» GIVEN PROBLEM:
Find all lines in the records that include the word "iPad", and copy them out.
BEGIN MATERIALS PROVIDED
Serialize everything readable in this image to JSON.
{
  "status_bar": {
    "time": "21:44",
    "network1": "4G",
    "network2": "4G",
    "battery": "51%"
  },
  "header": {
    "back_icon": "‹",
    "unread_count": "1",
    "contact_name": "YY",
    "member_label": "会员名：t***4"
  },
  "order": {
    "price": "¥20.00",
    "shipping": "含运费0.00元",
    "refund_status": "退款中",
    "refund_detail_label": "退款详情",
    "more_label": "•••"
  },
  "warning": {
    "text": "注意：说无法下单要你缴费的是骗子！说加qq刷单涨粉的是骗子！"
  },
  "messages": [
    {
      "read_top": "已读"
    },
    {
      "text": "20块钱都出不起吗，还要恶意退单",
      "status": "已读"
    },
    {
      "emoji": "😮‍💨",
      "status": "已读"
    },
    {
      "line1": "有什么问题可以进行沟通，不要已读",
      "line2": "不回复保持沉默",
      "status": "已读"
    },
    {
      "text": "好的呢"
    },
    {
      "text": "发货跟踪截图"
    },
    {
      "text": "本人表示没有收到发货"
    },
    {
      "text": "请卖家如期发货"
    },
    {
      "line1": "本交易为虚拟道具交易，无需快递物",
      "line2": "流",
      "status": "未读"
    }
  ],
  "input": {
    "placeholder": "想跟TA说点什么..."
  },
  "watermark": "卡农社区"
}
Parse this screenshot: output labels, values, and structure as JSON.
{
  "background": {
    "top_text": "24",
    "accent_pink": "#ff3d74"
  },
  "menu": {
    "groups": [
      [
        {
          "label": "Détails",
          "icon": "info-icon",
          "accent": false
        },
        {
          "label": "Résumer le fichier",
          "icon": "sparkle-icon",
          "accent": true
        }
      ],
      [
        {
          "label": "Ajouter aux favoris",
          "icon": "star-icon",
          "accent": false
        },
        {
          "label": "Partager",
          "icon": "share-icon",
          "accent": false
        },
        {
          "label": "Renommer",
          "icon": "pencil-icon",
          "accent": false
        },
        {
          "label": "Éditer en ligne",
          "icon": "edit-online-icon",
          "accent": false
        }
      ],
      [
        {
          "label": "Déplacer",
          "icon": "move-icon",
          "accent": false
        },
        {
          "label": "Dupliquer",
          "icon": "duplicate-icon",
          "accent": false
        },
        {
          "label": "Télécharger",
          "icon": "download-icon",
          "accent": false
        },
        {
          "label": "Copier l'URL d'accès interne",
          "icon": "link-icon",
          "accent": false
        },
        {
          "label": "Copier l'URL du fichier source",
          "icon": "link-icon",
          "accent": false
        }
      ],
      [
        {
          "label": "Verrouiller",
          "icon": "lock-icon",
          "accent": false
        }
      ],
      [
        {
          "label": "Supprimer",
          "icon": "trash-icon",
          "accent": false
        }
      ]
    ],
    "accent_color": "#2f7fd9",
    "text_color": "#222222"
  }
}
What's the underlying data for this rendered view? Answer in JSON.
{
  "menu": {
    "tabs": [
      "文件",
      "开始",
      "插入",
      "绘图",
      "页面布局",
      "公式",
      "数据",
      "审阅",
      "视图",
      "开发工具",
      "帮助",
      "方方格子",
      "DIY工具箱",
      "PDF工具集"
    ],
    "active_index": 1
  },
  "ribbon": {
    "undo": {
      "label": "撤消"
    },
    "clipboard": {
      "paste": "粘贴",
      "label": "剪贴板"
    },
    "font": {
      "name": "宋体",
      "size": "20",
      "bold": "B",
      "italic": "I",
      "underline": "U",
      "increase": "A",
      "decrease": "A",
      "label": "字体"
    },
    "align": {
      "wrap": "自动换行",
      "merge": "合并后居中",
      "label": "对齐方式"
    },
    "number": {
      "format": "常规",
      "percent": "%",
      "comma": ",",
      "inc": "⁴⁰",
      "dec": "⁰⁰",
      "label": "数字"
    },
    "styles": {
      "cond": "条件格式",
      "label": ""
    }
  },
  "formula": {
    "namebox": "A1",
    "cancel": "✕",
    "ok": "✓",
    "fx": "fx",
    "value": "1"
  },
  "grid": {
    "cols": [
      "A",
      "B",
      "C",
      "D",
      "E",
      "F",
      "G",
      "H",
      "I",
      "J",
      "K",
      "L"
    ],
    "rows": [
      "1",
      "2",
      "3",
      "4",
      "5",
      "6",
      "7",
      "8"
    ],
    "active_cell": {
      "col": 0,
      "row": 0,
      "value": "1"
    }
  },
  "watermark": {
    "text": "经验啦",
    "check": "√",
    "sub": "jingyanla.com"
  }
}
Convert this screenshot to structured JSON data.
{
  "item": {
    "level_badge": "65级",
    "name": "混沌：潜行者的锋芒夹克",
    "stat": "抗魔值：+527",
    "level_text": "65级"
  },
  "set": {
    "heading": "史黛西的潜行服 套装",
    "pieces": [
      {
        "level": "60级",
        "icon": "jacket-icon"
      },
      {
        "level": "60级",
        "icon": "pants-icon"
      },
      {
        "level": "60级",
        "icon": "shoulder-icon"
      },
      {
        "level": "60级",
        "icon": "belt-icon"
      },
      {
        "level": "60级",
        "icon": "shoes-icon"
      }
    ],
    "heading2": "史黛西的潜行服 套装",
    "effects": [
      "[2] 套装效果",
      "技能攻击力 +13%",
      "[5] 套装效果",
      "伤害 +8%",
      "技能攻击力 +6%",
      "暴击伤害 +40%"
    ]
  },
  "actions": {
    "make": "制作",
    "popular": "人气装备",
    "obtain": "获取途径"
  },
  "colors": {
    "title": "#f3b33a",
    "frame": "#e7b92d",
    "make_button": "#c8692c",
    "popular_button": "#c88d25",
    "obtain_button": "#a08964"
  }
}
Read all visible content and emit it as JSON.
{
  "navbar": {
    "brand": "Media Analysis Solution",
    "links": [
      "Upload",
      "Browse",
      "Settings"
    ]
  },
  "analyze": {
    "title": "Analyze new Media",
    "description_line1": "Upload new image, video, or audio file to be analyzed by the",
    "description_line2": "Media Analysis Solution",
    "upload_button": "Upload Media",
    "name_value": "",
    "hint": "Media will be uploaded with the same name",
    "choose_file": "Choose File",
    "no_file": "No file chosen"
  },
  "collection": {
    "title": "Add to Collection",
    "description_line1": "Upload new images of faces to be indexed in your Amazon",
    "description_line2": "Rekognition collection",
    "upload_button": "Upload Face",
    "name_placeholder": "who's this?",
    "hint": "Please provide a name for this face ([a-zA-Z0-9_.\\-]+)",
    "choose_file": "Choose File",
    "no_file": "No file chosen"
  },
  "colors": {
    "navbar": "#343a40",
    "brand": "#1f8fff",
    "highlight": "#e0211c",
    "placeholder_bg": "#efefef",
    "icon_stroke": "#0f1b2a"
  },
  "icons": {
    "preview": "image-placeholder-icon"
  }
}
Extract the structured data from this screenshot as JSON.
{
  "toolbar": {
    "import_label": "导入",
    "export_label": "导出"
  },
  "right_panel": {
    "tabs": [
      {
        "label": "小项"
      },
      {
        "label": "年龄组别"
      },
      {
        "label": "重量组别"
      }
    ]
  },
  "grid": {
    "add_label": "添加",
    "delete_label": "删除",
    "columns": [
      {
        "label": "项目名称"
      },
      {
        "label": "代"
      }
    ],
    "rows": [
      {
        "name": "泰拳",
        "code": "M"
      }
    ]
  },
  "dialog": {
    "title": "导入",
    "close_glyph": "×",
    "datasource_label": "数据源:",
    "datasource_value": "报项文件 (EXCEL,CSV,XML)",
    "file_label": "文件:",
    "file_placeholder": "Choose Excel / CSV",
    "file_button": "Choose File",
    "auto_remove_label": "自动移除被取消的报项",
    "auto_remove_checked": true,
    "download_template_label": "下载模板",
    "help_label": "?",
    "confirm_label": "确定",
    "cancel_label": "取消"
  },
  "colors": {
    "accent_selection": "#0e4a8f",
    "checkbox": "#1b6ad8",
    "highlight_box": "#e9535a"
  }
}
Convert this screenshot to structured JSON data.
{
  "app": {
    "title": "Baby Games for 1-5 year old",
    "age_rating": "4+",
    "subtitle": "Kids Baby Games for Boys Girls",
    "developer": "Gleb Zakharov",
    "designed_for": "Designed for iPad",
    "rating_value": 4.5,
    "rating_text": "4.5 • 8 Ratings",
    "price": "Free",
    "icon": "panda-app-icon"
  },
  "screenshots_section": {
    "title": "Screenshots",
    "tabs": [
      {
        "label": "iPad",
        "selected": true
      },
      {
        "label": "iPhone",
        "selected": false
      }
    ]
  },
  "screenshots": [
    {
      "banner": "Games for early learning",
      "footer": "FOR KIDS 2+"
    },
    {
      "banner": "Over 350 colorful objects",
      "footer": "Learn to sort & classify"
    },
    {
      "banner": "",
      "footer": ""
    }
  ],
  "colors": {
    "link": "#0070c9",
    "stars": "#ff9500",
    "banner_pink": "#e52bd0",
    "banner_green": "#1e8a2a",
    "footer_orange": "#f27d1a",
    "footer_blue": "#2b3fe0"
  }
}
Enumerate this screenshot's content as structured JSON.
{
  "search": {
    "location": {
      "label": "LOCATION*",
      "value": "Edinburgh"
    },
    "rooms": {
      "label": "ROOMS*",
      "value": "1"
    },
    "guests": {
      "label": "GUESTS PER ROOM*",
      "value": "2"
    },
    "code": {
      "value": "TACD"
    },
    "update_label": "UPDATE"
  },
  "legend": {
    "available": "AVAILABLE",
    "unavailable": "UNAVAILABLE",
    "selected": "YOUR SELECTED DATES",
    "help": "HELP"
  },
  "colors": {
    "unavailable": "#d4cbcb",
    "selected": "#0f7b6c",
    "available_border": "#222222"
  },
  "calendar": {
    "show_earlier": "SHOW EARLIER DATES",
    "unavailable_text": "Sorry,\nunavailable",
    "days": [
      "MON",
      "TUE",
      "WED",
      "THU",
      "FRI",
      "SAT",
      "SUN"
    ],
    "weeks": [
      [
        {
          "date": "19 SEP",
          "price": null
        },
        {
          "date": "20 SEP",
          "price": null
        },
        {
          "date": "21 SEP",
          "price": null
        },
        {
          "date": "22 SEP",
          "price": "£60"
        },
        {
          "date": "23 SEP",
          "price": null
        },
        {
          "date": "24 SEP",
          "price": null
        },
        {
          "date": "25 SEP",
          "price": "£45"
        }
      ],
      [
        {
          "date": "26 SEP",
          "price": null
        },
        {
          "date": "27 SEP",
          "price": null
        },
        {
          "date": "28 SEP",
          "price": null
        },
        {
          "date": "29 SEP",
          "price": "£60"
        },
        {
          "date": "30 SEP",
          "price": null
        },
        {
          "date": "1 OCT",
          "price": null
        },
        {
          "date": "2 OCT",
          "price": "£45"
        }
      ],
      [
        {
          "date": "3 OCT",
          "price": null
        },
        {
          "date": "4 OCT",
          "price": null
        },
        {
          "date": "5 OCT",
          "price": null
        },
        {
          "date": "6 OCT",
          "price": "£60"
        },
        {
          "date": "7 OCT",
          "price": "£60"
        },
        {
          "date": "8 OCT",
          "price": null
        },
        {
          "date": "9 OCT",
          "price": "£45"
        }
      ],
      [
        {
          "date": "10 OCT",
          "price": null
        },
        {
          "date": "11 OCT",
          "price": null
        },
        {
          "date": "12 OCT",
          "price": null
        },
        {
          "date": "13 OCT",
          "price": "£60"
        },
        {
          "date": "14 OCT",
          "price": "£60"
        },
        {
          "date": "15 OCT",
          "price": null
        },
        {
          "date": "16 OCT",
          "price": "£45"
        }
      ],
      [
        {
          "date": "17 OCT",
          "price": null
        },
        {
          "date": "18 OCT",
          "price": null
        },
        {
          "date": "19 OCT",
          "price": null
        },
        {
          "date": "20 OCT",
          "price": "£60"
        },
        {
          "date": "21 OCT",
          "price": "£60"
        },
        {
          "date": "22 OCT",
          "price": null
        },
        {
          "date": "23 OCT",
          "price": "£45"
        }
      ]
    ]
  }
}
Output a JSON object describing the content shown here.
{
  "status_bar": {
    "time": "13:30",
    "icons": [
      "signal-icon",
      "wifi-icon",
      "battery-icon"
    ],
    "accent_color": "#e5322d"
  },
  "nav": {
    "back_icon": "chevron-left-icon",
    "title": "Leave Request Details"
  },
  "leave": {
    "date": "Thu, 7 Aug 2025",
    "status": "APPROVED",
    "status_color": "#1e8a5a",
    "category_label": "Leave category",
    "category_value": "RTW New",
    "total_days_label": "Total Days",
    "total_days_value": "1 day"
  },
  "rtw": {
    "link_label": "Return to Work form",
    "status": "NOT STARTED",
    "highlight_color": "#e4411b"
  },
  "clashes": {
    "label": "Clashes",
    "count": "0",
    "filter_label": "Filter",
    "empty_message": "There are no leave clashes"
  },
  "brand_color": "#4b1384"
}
END MATERIALS PROVIDED
» SOLUTION TO THE EXERCISE:
    "designed_for": "Designed for iPad",
        "label": "iPad",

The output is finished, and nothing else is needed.